• _TASK_
Copy each line that has the string "être" somewhere in it.

## begin SUPPLIED MATERIAL

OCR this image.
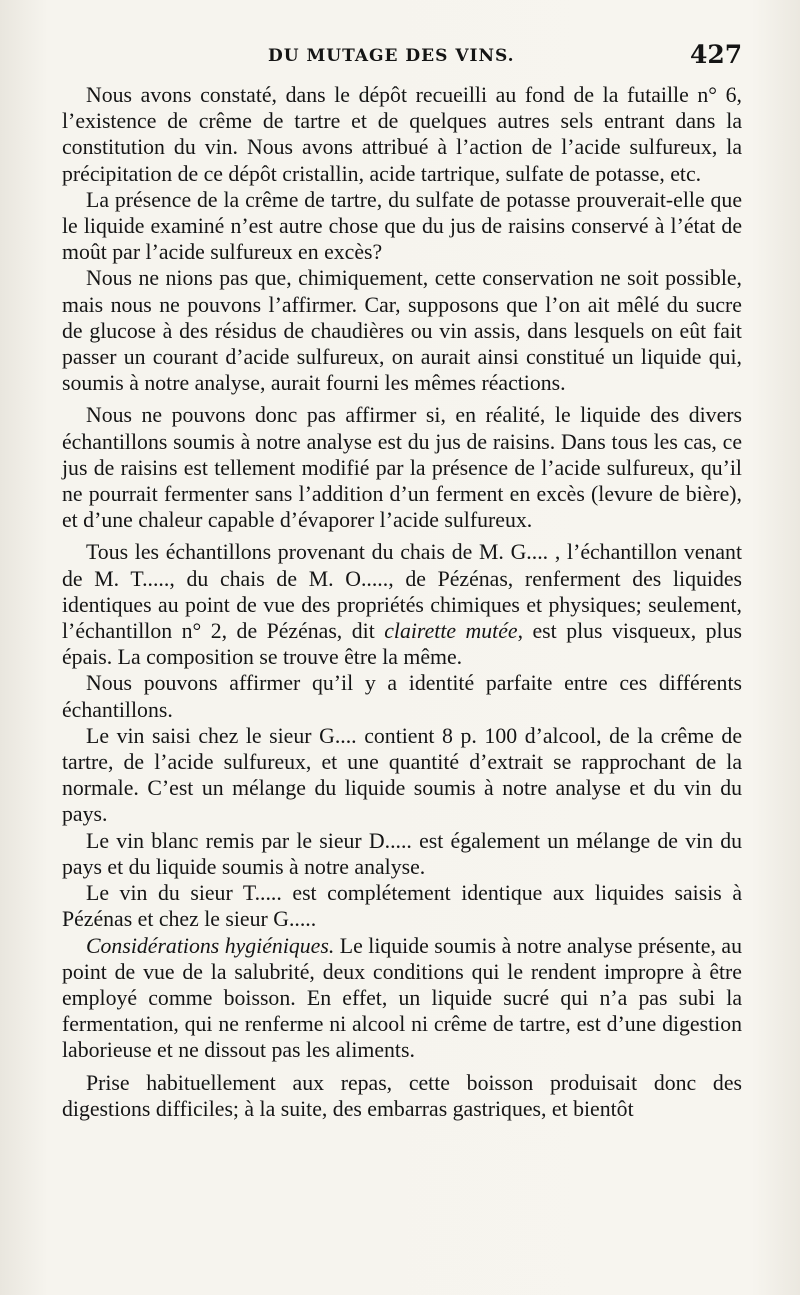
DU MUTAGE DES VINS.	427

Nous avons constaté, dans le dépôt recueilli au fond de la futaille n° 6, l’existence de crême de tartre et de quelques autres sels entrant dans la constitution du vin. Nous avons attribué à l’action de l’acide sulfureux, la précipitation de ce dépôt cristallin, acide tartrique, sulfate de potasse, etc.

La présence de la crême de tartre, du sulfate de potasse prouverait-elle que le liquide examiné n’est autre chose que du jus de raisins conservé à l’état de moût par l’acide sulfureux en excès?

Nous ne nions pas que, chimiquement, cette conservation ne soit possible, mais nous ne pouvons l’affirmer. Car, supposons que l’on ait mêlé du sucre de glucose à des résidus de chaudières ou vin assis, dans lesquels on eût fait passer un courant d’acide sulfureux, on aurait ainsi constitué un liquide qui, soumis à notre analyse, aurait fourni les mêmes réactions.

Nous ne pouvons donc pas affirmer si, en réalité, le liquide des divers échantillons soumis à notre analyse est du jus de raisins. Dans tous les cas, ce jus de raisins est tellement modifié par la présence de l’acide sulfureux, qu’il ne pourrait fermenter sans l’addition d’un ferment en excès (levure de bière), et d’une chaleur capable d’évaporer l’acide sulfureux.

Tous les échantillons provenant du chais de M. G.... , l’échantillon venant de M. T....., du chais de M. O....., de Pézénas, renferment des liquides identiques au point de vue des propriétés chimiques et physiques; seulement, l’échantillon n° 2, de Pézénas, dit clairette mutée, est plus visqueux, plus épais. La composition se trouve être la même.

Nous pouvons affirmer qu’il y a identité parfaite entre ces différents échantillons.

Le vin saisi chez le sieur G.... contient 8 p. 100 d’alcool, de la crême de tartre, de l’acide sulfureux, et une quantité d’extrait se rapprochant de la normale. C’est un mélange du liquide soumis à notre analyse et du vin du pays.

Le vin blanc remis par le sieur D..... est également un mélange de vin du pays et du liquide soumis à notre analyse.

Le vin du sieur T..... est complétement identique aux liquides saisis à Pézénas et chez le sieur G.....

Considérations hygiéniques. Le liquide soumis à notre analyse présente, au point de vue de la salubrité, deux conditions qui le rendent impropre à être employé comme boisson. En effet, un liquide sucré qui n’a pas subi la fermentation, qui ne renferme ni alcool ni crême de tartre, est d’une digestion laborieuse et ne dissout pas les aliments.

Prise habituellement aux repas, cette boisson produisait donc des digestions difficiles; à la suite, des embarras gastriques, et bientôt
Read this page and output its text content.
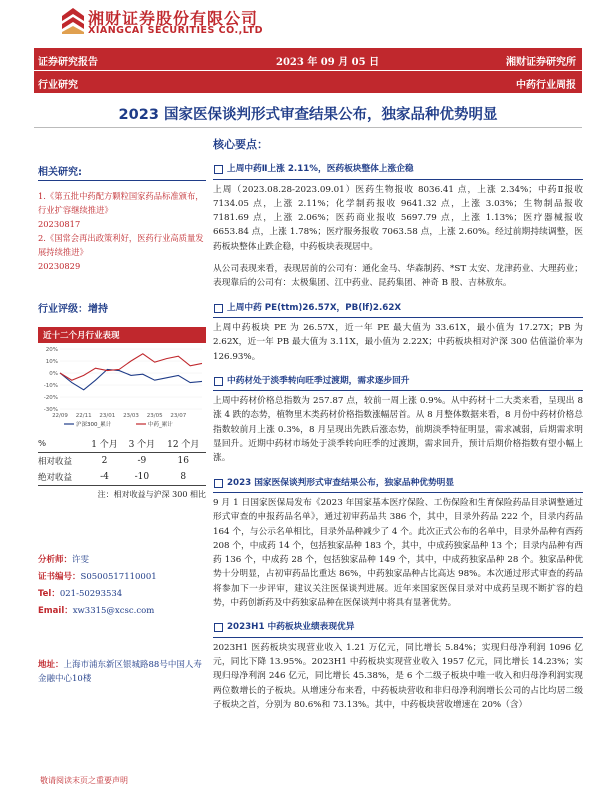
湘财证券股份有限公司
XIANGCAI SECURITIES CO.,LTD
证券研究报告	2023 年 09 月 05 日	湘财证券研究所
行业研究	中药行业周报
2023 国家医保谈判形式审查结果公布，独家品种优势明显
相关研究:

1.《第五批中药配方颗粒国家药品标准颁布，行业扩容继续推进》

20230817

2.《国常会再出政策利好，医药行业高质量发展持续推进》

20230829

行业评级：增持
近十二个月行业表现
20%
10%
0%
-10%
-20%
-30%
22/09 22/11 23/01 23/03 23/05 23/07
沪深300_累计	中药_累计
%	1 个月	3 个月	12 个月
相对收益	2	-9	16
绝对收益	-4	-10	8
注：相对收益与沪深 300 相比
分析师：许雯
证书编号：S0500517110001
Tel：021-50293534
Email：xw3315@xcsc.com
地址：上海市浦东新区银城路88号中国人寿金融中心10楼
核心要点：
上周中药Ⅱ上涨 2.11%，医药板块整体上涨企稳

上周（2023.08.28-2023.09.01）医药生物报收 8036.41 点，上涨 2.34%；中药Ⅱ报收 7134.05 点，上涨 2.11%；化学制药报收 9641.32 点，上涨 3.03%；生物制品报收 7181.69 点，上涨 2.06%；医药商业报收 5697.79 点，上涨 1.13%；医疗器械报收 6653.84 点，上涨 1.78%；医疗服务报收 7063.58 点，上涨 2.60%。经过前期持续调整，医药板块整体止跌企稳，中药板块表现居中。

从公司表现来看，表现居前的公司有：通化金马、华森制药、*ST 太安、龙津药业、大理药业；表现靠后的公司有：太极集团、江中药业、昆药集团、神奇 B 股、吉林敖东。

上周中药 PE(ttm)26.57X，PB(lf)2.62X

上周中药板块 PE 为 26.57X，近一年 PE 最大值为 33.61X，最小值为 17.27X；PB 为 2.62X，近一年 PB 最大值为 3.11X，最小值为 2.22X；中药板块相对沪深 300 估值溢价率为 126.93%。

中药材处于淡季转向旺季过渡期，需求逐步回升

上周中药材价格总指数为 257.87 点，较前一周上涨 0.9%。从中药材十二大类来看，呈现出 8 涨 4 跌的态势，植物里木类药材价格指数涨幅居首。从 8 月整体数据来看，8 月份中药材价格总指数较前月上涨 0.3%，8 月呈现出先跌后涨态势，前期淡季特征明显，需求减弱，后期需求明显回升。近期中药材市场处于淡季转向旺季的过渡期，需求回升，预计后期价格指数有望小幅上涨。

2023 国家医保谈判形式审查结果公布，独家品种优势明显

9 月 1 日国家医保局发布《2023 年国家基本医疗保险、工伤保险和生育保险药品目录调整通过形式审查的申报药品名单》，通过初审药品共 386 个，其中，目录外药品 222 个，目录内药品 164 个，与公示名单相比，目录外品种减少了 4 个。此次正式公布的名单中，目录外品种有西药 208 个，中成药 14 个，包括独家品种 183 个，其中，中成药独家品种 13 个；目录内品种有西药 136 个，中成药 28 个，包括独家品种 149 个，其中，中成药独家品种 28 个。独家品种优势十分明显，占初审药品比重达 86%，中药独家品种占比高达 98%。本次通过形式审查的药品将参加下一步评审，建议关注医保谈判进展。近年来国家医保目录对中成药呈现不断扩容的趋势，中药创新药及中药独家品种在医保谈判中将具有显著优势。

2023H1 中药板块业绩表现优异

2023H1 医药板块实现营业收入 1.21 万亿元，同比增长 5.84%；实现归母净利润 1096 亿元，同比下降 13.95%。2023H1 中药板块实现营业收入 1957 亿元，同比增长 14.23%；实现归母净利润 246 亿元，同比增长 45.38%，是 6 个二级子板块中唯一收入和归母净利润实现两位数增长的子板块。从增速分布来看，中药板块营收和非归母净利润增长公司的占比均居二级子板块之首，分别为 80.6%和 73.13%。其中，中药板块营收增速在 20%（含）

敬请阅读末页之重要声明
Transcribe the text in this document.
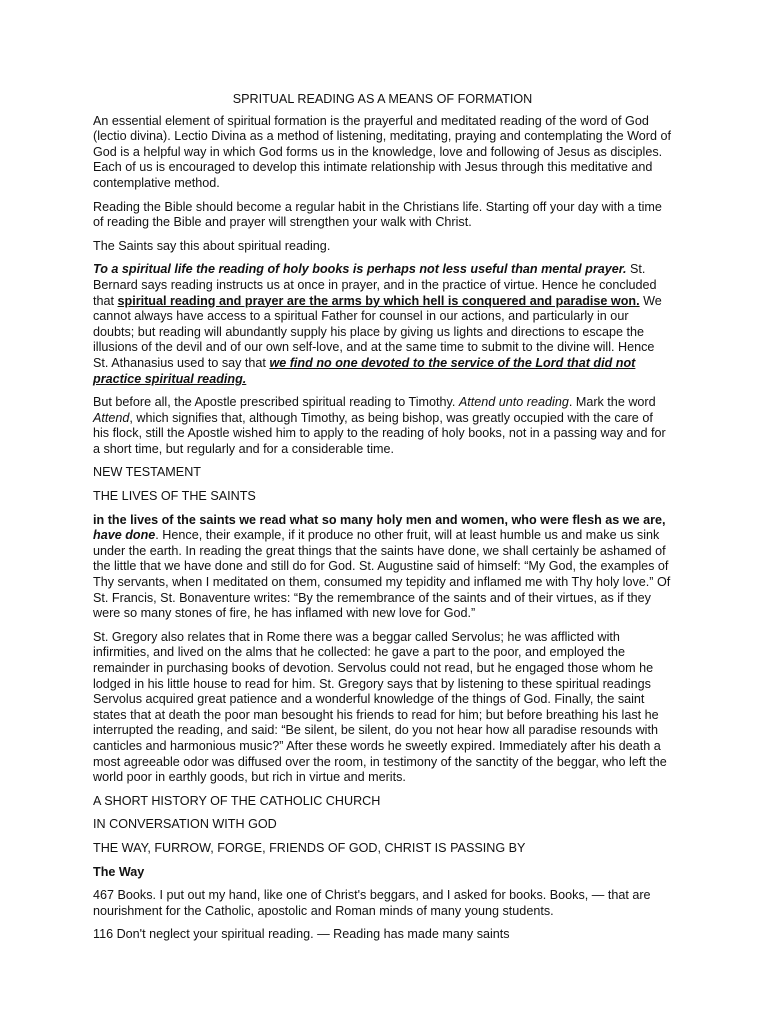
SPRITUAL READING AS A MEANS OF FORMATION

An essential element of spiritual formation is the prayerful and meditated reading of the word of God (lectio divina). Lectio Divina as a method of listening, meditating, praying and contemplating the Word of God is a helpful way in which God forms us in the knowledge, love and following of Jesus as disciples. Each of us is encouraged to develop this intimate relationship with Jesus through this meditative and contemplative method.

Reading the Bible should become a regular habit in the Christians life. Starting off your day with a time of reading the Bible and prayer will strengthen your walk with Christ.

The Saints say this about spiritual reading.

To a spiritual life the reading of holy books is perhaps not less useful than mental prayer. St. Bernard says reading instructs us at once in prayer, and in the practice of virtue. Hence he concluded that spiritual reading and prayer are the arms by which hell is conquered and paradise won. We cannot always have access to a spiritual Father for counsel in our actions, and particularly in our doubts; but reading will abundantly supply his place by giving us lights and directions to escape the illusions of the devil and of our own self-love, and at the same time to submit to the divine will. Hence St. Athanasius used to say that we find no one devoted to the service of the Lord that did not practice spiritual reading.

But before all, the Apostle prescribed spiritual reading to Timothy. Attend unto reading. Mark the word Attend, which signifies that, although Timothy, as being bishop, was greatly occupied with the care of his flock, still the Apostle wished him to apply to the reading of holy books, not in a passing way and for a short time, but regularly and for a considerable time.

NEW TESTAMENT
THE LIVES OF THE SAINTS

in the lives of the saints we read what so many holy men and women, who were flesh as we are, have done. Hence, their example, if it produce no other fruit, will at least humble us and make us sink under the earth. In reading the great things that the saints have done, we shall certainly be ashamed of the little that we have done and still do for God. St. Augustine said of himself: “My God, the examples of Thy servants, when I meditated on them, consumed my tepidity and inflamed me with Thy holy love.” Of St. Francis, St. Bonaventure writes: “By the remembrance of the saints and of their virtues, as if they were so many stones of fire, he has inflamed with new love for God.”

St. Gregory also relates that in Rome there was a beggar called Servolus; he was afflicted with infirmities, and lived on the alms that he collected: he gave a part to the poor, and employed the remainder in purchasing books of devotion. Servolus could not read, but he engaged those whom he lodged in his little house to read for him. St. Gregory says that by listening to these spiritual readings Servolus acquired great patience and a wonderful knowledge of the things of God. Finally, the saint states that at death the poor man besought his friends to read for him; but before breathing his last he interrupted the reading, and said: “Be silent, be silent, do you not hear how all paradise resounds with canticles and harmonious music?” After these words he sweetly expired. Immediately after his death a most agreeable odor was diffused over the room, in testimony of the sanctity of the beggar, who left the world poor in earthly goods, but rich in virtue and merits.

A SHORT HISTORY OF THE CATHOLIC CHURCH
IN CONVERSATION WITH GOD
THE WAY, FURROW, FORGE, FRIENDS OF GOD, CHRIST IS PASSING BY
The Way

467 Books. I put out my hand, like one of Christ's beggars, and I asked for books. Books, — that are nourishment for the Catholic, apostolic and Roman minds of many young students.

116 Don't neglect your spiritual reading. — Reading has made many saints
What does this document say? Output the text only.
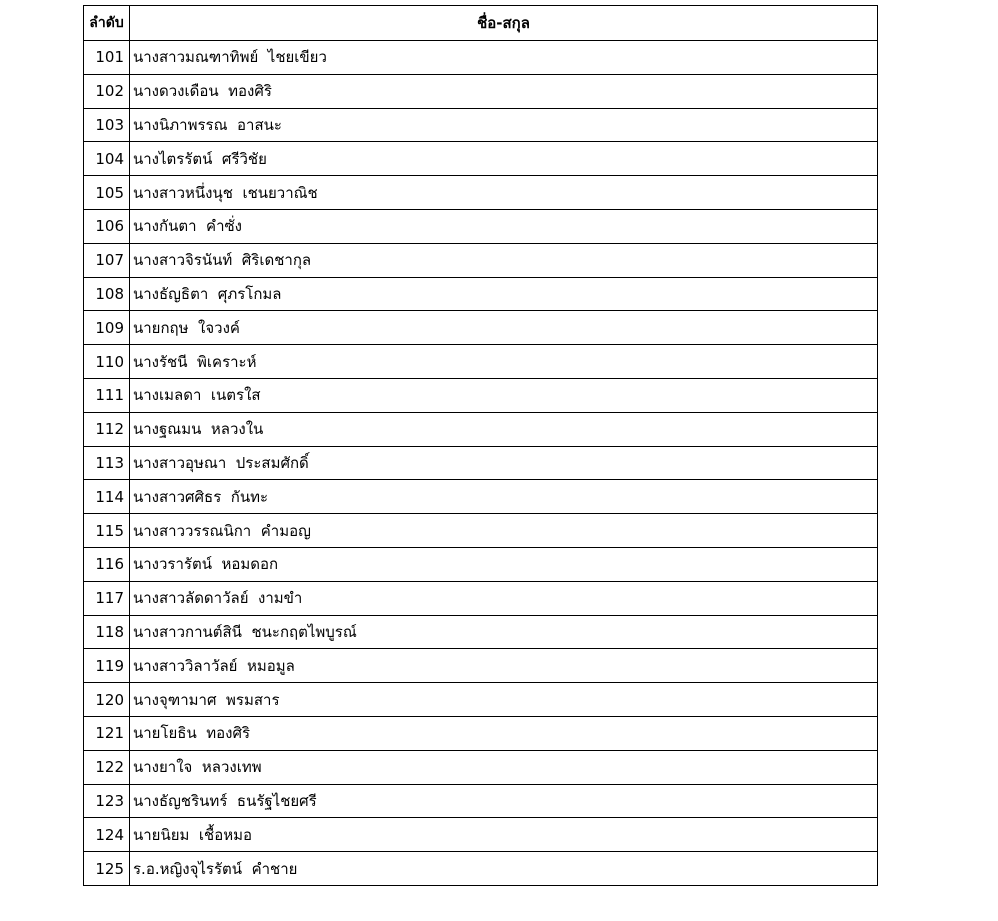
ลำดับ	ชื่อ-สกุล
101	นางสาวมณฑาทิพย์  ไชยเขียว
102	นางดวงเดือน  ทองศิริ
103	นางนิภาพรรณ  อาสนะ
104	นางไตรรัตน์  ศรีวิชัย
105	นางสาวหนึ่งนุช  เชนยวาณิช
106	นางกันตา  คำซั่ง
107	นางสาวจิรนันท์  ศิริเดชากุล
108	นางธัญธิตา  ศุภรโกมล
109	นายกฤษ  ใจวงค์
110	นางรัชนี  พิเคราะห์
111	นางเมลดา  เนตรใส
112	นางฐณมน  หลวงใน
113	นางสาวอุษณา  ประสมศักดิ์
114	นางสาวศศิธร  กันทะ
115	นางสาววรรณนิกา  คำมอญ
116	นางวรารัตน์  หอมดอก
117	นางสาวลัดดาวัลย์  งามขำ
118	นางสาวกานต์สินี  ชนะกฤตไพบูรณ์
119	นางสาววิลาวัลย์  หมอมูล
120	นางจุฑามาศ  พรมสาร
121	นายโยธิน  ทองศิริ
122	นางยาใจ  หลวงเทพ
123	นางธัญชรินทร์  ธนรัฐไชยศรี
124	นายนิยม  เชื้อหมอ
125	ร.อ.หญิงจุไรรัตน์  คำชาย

## end SUPPLIED MATERIAL

• _SOLUTION TO THE PROBLEM_
Tous les échantillons provenant du chais de M. G.... , l’échantillon venant de M. T....., du chais de M. O....., de Pézénas, renferment des liquides identiques au point de vue des propriétés chimiques et physiques; seulement, l’échantillon n° 2, de Pézénas, dit clairette mutée, est plus visqueux, plus épais. La composition se trouve être la même.
Considérations hygiéniques. Le liquide soumis à notre analyse présente, au point de vue de la salubrité, deux conditions qui le rendent impropre à être employé comme boisson. En effet, un liquide sucré qui n’a pas subi la fermentation, qui ne renferme ni alcool ni crême de tartre, est d’une digestion laborieuse et ne dissout pas les aliments.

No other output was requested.